### RECORDS FOR PROCESSING:

^^^^^^^^^^^^^^^^

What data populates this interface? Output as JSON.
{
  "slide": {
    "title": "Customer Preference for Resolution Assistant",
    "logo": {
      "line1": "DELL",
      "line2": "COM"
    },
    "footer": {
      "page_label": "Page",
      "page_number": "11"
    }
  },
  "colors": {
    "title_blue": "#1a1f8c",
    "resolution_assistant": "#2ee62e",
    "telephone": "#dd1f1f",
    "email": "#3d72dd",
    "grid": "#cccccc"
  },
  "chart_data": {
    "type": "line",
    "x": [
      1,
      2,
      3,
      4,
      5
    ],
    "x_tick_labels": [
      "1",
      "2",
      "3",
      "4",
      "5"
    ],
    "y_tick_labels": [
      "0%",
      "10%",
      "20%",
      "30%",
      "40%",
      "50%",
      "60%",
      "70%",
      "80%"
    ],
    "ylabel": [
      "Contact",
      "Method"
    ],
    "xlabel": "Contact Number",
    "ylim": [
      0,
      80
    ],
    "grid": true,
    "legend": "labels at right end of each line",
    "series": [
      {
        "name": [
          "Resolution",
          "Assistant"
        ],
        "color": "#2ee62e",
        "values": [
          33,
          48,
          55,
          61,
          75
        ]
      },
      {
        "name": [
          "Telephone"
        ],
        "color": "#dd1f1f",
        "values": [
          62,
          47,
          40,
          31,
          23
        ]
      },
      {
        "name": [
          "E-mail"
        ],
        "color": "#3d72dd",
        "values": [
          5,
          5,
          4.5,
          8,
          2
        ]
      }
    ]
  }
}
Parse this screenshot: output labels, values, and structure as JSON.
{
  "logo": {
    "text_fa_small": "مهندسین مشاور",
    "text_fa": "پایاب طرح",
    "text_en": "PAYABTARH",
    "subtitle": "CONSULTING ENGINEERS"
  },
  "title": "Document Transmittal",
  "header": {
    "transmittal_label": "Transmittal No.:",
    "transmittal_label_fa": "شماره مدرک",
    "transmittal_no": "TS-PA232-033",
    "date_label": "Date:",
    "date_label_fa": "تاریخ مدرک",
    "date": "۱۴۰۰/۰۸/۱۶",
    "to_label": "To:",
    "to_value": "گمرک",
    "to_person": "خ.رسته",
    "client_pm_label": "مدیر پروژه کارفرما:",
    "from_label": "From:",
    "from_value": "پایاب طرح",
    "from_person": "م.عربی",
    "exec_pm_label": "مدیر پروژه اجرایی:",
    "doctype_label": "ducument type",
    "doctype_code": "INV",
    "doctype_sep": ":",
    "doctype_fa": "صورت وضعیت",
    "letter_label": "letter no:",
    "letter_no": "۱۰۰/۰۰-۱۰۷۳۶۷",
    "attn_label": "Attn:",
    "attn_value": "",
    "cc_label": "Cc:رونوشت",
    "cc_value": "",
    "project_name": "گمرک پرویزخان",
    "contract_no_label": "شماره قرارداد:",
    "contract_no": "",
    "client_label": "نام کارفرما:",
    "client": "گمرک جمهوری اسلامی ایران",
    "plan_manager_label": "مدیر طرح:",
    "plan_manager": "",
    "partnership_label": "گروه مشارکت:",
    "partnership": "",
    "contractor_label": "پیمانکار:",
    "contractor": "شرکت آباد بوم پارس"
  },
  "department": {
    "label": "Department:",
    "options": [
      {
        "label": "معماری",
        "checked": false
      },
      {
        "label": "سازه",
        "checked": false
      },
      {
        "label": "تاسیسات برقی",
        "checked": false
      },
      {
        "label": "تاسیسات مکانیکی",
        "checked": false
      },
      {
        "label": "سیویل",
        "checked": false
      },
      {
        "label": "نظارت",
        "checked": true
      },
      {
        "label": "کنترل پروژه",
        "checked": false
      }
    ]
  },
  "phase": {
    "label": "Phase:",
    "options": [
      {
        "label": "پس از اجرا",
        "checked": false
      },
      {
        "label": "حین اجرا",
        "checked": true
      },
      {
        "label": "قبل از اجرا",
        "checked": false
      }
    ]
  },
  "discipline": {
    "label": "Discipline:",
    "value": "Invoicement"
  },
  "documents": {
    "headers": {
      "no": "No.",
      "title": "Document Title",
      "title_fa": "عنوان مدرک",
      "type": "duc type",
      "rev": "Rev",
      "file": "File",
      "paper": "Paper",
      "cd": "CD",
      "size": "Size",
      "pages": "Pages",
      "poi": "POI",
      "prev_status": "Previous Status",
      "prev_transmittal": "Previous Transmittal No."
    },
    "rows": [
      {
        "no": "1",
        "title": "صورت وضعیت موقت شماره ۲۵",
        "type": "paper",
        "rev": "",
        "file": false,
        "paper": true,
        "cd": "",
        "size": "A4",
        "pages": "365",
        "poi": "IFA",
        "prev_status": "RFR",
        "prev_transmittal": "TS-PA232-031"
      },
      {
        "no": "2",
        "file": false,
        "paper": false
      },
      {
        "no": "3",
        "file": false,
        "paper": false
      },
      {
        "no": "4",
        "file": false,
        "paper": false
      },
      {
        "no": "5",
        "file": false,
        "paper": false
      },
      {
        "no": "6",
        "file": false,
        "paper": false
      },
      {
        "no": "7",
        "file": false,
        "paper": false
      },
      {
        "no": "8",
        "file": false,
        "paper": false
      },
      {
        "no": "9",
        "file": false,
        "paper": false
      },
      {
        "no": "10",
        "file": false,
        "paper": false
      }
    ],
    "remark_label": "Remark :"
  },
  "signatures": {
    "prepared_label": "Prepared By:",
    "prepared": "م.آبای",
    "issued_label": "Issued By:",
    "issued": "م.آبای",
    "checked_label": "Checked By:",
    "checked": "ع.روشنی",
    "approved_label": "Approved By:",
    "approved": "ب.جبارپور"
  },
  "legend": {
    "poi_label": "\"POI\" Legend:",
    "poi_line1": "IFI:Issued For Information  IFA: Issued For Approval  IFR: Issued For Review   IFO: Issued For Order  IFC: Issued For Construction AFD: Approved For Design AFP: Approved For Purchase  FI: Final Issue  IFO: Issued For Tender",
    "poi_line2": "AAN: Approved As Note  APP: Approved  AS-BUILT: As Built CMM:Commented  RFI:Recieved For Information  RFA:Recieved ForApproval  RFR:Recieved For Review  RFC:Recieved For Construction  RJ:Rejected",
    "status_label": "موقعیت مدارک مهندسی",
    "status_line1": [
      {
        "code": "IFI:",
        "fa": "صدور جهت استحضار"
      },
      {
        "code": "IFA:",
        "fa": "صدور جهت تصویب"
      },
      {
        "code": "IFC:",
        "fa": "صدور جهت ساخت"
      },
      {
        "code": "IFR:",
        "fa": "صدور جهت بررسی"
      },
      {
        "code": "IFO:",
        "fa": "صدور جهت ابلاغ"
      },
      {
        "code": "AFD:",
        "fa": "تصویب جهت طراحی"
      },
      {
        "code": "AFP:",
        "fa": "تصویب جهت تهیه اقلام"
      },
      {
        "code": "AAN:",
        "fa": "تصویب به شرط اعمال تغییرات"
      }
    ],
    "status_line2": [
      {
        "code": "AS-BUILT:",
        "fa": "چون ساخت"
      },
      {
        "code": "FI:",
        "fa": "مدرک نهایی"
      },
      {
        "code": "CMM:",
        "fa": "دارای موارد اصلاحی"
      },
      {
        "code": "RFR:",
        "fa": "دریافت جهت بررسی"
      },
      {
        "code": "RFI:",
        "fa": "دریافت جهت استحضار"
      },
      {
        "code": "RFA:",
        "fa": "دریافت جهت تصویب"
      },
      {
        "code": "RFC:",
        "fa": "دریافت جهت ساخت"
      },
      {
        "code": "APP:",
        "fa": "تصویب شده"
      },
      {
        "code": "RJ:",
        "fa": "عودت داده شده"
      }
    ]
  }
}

^^^^^^^^^^^^^^^^

### REQUIRED WORK:
Retype the listing exactly, in full.

### RESULT OF THE TASK:
What data populates this interface? Output as JSON.
{
  "slide": {
    "title": "Customer Preference for Resolution Assistant",
    "logo": {
      "line1": "DELL",
      "line2": "COM"
    },
    "footer": {
      "page_label": "Page",
      "page_number": "11"
    }
  },
  "colors": {
    "title_blue": "#1a1f8c",
    "resolution_assistant": "#2ee62e",
    "telephone": "#dd1f1f",
    "email": "#3d72dd",
    "grid": "#cccccc"
  },
  "chart_data": {
    "type": "line",
    "x": [
      1,
      2,
      3,
      4,
      5
    ],
    "x_tick_labels": [
      "1",
      "2",
      "3",
      "4",
      "5"
    ],
    "y_tick_labels": [
      "0%",
      "10%",
      "20%",
      "30%",
      "40%",
      "50%",
      "60%",
      "70%",
      "80%"
    ],
    "ylabel": [
      "Contact",
      "Method"
    ],
    "xlabel": "Contact Number",
    "ylim": [
      0,
      80
    ],
    "grid": true,
    "legend": "labels at right end of each line",
    "series": [
      {
        "name": [
          "Resolution",
          "Assistant"
        ],
        "color": "#2ee62e",
        "values": [
          33,
          48,
          55,
          61,
          75
        ]
      },
      {
        "name": [
          "Telephone"
        ],
        "color": "#dd1f1f",
        "values": [
          62,
          47,
          40,
          31,
          23
        ]
      },
      {
        "name": [
          "E-mail"
        ],
        "color": "#3d72dd",
        "values": [
          5,
          5,
          4.5,
          8,
          2
        ]
      }
    ]
  }
}
Parse this screenshot: output labels, values, and structure as JSON.
{
  "logo": {
    "text_fa_small": "مهندسین مشاور",
    "text_fa": "پایاب طرح",
    "text_en": "PAYABTARH",
    "subtitle": "CONSULTING ENGINEERS"
  },
  "title": "Document Transmittal",
  "header": {
    "transmittal_label": "Transmittal No.:",
    "transmittal_label_fa": "شماره مدرک",
    "transmittal_no": "TS-PA232-033",
    "date_label": "Date:",
    "date_label_fa": "تاریخ مدرک",
    "date": "۱۴۰۰/۰۸/۱۶",
    "to_label": "To:",
    "to_value": "گمرک",
    "to_person": "خ.رسته",
    "client_pm_label": "مدیر پروژه کارفرما:",
    "from_label": "From:",
    "from_value": "پایاب طرح",
    "from_person": "م.عربی",
    "exec_pm_label": "مدیر پروژه اجرایی:",
    "doctype_label": "ducument type",
    "doctype_code": "INV",
    "doctype_sep": ":",
    "doctype_fa": "صورت وضعیت",
    "letter_label": "letter no:",
    "letter_no": "۱۰۰/۰۰-۱۰۷۳۶۷",
    "attn_label": "Attn:",
    "attn_value": "",
    "cc_label": "Cc:رونوشت",
    "cc_value": "",
    "project_name": "گمرک پرویزخان",
    "contract_no_label": "شماره قرارداد:",
    "contract_no": "",
    "client_label": "نام کارفرما:",
    "client": "گمرک جمهوری اسلامی ایران",
    "plan_manager_label": "مدیر طرح:",
    "plan_manager": "",
    "partnership_label": "گروه مشارکت:",
    "partnership": "",
    "contractor_label": "پیمانکار:",
    "contractor": "شرکت آباد بوم پارس"
  },
  "department": {
    "label": "Department:",
    "options": [
      {
        "label": "معماری",
        "checked": false
      },
      {
        "label": "سازه",
        "checked": false
      },
      {
        "label": "تاسیسات برقی",
        "checked": false
      },
      {
        "label": "تاسیسات مکانیکی",
        "checked": false
      },
      {
        "label": "سیویل",
        "checked": false
      },
      {
        "label": "نظارت",
        "checked": true
      },
      {
        "label": "کنترل پروژه",
        "checked": false
      }
    ]
  },
  "phase": {
    "label": "Phase:",
    "options": [
      {
        "label": "پس از اجرا",
        "checked": false
      },
      {
        "label": "حین اجرا",
        "checked": true
      },
      {
        "label": "قبل از اجرا",
        "checked": false
      }
    ]
  },
  "discipline": {
    "label": "Discipline:",
    "value": "Invoicement"
  },
  "documents": {
    "headers": {
      "no": "No.",
      "title": "Document Title",
      "title_fa": "عنوان مدرک",
      "type": "duc type",
      "rev": "Rev",
      "file": "File",
      "paper": "Paper",
      "cd": "CD",
      "size": "Size",
      "pages": "Pages",
      "poi": "POI",
      "prev_status": "Previous Status",
      "prev_transmittal": "Previous Transmittal No."
    },
    "rows": [
      {
        "no": "1",
        "title": "صورت وضعیت موقت شماره ۲۵",
        "type": "paper",
        "rev": "",
        "file": false,
        "paper": true,
        "cd": "",
        "size": "A4",
        "pages": "365",
        "poi": "IFA",
        "prev_status": "RFR",
        "prev_transmittal": "TS-PA232-031"
      },
      {
        "no": "2",
        "file": false,
        "paper": false
      },
      {
        "no": "3",
        "file": false,
        "paper": false
      },
      {
        "no": "4",
        "file": false,
        "paper": false
      },
      {
        "no": "5",
        "file": false,
        "paper": false
      },
      {
        "no": "6",
        "file": false,
        "paper": false
      },
      {
        "no": "7",
        "file": false,
        "paper": false
      },
      {
        "no": "8",
        "file": false,
        "paper": false
      },
      {
        "no": "9",
        "file": false,
        "paper": false
      },
      {
        "no": "10",
        "file": false,
        "paper": false
      }
    ],
    "remark_label": "Remark :"
  },
  "signatures": {
    "prepared_label": "Prepared By:",
    "prepared": "م.آبای",
    "issued_label": "Issued By:",
    "issued": "م.آبای",
    "checked_label": "Checked By:",
    "checked": "ع.روشنی",
    "approved_label": "Approved By:",
    "approved": "ب.جبارپور"
  },
  "legend": {
    "poi_label": "\"POI\" Legend:",
    "poi_line1": "IFI:Issued For Information  IFA: Issued For Approval  IFR: Issued For Review   IFO: Issued For Order  IFC: Issued For Construction AFD: Approved For Design AFP: Approved For Purchase  FI: Final Issue  IFO: Issued For Tender",
    "poi_line2": "AAN: Approved As Note  APP: Approved  AS-BUILT: As Built CMM:Commented  RFI:Recieved For Information  RFA:Recieved ForApproval  RFR:Recieved For Review  RFC:Recieved For Construction  RJ:Rejected",
    "status_label": "موقعیت مدارک مهندسی",
    "status_line1": [
      {
        "code": "IFI:",
        "fa": "صدور جهت استحضار"
      },
      {
        "code": "IFA:",
        "fa": "صدور جهت تصویب"
      },
      {
        "code": "IFC:",
        "fa": "صدور جهت ساخت"
      },
      {
        "code": "IFR:",
        "fa": "صدور جهت بررسی"
      },
      {
        "code": "IFO:",
        "fa": "صدور جهت ابلاغ"
      },
      {
        "code": "AFD:",
        "fa": "تصویب جهت طراحی"
      },
      {
        "code": "AFP:",
        "fa": "تصویب جهت تهیه اقلام"
      },
      {
        "code": "AAN:",
        "fa": "تصویب به شرط اعمال تغییرات"
      }
    ],
    "status_line2": [
      {
        "code": "AS-BUILT:",
        "fa": "چون ساخت"
      },
      {
        "code": "FI:",
        "fa": "مدرک نهایی"
      },
      {
        "code": "CMM:",
        "fa": "دارای موارد اصلاحی"
      },
      {
        "code": "RFR:",
        "fa": "دریافت جهت بررسی"
      },
      {
        "code": "RFI:",
        "fa": "دریافت جهت استحضار"
      },
      {
        "code": "RFA:",
        "fa": "دریافت جهت تصویب"
      },
      {
        "code": "RFC:",
        "fa": "دریافت جهت ساخت"
      },
      {
        "code": "APP:",
        "fa": "تصویب شده"
      },
      {
        "code": "RJ:",
        "fa": "عودت داده شده"
      }
    ]
  }
}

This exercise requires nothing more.